Objective - Check each line of the records below and collect those holding "name".

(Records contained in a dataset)
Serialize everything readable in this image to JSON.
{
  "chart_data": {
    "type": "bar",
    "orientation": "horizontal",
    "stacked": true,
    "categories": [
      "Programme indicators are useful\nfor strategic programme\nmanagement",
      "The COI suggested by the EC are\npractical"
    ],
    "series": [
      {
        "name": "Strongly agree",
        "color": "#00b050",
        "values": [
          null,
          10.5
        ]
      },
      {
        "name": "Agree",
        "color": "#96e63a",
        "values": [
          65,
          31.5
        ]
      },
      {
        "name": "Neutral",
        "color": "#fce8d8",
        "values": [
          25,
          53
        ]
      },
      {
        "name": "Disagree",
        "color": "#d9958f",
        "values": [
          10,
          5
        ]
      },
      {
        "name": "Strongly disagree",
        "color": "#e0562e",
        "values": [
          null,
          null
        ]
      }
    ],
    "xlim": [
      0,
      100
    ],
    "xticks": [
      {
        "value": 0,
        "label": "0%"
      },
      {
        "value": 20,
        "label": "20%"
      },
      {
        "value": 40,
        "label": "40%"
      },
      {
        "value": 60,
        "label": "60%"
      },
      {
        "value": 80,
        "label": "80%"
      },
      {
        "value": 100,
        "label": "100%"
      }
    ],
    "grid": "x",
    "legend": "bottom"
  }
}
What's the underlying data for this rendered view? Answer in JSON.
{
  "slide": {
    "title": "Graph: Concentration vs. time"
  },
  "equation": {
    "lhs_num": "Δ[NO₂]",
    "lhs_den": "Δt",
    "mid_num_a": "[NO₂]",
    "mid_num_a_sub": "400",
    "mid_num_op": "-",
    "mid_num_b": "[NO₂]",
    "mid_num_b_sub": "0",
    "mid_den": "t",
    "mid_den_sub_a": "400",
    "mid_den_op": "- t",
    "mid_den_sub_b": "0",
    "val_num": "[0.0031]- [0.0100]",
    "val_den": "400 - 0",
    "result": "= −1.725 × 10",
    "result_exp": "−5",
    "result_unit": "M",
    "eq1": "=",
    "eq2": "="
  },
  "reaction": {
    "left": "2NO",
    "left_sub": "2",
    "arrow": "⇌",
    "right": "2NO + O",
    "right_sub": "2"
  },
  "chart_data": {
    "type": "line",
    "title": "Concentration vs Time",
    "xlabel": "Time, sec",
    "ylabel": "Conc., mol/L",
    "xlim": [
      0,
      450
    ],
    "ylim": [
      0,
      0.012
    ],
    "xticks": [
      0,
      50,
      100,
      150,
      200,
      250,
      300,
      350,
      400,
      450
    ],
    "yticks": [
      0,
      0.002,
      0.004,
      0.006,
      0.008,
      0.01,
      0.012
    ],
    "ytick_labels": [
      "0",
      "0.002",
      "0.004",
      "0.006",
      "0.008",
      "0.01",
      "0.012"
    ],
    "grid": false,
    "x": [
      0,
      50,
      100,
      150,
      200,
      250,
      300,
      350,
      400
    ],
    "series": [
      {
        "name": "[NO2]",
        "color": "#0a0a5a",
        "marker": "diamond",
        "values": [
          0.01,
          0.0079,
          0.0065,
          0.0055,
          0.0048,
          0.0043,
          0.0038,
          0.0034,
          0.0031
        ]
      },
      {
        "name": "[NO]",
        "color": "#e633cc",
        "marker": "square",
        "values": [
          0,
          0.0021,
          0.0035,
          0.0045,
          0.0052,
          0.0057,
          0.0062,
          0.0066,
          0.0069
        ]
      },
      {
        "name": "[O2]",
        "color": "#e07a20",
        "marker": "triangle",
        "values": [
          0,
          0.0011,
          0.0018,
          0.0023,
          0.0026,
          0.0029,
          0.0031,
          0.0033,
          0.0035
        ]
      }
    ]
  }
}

Answer to the problem -
        "name": "Strongly agree",
        "name": "Agree",
        "name": "Neutral",
        "name": "Disagree",
        "name": "Strongly disagree",
        "name": "[NO2]",
        "name": "[NO]",
        "name": "[O2]",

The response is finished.